## [Task prompt]
Check each line of the records below and collect those holding "повышения".

+++ Data lines

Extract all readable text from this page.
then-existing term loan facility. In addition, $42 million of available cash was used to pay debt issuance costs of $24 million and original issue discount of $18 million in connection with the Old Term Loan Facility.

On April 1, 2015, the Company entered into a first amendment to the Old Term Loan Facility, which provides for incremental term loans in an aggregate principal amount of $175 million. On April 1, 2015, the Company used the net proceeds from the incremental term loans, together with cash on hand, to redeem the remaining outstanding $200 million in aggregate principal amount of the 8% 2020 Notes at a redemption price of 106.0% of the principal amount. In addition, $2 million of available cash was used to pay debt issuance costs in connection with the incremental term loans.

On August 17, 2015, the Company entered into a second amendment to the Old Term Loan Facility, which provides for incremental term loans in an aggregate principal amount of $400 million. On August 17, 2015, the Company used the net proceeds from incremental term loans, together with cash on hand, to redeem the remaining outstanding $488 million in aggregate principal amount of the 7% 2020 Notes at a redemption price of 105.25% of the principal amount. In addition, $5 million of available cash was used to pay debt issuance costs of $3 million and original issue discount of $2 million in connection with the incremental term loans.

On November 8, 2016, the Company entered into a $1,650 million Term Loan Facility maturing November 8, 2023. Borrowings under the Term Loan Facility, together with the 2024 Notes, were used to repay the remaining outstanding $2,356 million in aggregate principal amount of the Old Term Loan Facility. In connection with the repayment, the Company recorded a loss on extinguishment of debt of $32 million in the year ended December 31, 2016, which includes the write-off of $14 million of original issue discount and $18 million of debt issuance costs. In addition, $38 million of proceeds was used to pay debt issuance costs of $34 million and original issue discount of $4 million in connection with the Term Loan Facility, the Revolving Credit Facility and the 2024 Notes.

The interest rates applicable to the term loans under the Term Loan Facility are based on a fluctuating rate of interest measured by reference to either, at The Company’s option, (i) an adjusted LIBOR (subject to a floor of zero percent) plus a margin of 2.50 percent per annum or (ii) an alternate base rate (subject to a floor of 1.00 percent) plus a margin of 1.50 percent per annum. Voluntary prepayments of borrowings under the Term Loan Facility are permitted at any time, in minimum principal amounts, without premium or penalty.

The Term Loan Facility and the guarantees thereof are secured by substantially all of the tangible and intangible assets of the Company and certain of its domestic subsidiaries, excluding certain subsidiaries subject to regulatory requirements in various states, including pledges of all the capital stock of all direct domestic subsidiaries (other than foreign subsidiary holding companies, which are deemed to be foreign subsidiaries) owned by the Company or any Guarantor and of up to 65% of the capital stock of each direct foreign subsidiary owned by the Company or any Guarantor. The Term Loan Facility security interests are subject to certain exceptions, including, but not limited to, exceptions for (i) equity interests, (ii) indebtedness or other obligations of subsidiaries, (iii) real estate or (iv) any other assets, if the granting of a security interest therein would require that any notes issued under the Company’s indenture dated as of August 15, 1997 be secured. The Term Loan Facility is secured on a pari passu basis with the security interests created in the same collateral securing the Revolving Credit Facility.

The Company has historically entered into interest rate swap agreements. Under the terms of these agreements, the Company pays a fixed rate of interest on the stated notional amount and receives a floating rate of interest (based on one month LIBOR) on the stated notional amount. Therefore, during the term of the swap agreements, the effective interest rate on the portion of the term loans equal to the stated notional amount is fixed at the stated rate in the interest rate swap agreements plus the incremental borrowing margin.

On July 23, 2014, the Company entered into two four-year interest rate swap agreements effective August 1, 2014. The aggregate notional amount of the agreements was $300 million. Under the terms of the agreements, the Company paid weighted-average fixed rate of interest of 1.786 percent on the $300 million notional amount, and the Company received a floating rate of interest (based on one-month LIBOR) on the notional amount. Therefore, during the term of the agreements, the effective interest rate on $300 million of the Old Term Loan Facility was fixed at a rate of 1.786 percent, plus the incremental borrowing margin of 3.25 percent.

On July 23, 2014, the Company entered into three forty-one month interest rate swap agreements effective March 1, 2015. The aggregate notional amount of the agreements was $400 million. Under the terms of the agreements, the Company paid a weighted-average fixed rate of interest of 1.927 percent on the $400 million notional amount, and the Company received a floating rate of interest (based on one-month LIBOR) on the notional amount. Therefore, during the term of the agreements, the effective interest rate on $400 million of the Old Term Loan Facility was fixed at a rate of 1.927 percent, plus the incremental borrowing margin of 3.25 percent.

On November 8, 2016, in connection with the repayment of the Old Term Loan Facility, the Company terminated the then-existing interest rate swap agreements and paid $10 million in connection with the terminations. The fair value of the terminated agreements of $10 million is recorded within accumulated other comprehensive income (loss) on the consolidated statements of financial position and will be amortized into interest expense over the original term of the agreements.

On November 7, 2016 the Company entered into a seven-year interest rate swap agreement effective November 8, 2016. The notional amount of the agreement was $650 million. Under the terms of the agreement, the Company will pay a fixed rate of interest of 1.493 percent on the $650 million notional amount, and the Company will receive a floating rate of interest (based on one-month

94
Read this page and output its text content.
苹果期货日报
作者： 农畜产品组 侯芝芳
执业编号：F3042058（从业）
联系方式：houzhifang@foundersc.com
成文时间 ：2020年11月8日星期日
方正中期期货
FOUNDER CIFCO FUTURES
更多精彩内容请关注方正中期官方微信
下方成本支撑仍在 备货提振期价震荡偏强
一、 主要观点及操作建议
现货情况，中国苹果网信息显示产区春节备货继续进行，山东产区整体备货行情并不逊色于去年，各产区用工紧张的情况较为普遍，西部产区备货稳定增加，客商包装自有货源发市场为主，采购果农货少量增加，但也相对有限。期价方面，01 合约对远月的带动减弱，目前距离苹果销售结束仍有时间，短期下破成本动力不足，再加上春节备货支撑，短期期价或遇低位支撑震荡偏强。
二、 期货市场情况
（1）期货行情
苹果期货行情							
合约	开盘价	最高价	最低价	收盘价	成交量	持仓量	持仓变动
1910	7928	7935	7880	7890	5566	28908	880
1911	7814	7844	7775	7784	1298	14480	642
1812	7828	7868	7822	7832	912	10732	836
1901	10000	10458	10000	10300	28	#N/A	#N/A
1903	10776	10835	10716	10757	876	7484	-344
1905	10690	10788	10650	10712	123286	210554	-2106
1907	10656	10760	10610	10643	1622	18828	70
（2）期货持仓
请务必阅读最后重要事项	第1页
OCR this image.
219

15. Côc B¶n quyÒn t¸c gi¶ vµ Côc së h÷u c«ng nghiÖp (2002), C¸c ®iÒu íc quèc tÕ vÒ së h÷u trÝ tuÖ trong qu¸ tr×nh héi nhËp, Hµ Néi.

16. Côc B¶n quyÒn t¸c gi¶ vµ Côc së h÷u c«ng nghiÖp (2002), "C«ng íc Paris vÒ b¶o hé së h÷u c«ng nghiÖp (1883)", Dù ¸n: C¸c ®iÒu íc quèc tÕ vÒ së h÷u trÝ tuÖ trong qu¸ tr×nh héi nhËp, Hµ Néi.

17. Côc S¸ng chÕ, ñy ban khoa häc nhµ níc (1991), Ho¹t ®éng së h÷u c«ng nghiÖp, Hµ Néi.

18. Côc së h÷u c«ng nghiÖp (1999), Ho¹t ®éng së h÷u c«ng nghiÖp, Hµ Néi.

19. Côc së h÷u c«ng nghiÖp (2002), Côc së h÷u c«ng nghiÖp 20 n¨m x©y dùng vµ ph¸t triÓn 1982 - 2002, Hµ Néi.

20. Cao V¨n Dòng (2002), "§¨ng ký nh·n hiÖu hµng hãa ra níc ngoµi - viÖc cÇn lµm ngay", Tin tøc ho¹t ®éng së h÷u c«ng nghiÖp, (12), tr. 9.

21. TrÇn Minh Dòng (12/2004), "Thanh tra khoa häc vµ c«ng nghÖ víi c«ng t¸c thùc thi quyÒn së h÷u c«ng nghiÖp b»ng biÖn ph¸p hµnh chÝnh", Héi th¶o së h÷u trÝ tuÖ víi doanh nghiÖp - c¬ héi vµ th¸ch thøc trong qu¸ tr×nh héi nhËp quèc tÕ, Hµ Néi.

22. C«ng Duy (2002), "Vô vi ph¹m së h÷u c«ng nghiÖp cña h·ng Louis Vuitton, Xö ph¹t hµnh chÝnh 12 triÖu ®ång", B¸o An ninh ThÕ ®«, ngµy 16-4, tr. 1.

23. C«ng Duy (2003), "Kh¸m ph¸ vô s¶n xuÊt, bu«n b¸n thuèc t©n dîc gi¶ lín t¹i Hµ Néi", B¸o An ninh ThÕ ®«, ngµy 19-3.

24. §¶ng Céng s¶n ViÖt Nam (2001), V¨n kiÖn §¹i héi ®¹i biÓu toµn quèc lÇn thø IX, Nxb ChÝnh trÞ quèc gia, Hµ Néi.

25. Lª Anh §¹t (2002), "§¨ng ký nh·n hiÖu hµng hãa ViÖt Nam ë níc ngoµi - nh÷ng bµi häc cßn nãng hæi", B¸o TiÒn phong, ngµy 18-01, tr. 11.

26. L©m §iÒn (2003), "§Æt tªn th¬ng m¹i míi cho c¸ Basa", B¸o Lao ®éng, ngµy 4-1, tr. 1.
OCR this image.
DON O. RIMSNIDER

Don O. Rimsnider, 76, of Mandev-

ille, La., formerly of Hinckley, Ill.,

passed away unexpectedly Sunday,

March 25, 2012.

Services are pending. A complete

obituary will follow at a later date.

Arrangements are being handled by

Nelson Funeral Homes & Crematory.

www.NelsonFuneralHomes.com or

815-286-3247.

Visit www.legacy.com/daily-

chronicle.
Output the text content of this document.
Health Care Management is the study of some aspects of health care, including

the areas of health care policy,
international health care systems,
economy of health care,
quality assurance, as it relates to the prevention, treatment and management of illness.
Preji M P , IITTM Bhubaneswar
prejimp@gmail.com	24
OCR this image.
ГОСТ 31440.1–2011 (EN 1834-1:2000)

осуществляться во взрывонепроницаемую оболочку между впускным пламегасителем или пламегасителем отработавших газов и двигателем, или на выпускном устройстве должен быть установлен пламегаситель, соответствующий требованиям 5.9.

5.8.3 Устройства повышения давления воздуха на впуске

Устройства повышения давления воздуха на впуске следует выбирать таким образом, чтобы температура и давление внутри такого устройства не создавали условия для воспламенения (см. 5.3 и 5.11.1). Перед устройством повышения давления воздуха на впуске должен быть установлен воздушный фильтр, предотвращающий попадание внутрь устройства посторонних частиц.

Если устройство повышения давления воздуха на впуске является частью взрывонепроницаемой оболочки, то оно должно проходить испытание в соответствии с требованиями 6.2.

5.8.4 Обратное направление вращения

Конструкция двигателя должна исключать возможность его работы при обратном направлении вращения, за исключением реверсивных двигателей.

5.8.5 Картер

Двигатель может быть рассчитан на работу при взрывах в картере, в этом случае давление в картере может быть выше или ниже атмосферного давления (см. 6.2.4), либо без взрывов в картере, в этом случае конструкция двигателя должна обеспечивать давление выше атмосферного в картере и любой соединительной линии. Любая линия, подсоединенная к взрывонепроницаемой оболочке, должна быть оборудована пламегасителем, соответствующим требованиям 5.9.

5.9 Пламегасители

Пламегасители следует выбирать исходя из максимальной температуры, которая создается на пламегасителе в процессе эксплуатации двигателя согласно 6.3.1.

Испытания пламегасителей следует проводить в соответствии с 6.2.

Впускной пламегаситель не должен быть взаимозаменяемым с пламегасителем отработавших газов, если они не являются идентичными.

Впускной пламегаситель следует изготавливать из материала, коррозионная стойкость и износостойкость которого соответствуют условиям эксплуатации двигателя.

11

++++++

## [Answer]
5.8.3 Устройства повышения давления воздуха на впуске
Устройства повышения давления воздуха на впуске следует выбирать таким образом, чтобы температура и давление внутри такого устройства не создавали условия для воспламенения (см. 5.3 и 5.11.1). Перед устройством повышения давления воздуха на впуске должен быть установлен воздушный фильтр, предотвращающий попадание внутрь устройства посторонних частиц.
Если устройство повышения давления воздуха на впуске является частью взрывонепроницаемой оболочки, то оно должно проходить испытание в соответствии с требованиями 6.2.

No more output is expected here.